=== Work to be completed ===
Look through the lines below and extract each one that contains "this".

=== Supplied data ===

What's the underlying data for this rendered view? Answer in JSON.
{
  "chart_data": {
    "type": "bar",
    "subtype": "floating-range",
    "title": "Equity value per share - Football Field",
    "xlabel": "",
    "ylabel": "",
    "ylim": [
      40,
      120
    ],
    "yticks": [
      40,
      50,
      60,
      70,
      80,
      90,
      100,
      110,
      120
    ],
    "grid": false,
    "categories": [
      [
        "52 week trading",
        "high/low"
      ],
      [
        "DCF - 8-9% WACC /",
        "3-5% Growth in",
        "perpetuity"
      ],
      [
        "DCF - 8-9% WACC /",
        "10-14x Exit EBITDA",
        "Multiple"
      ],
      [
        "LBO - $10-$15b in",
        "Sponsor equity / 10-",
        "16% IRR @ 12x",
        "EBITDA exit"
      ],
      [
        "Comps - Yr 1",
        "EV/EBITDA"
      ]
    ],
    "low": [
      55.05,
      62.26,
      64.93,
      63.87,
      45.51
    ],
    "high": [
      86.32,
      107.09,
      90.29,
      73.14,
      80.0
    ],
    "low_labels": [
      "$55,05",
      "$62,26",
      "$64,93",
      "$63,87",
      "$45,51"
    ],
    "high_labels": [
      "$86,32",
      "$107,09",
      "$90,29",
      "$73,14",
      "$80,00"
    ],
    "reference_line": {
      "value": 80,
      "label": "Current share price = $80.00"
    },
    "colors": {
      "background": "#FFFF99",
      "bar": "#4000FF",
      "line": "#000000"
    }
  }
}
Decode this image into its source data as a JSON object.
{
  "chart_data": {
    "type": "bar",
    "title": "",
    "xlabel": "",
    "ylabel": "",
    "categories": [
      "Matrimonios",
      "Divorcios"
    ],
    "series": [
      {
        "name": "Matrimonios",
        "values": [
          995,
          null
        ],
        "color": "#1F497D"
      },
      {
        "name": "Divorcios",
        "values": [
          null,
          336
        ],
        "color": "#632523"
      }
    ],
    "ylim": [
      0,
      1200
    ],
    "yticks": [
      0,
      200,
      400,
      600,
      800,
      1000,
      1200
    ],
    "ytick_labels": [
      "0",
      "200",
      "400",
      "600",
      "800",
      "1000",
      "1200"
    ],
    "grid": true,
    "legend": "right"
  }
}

=== In response ===
What's the underlying data for this rendered view? Answer in JSON.
Decode this image into its source data as a JSON object.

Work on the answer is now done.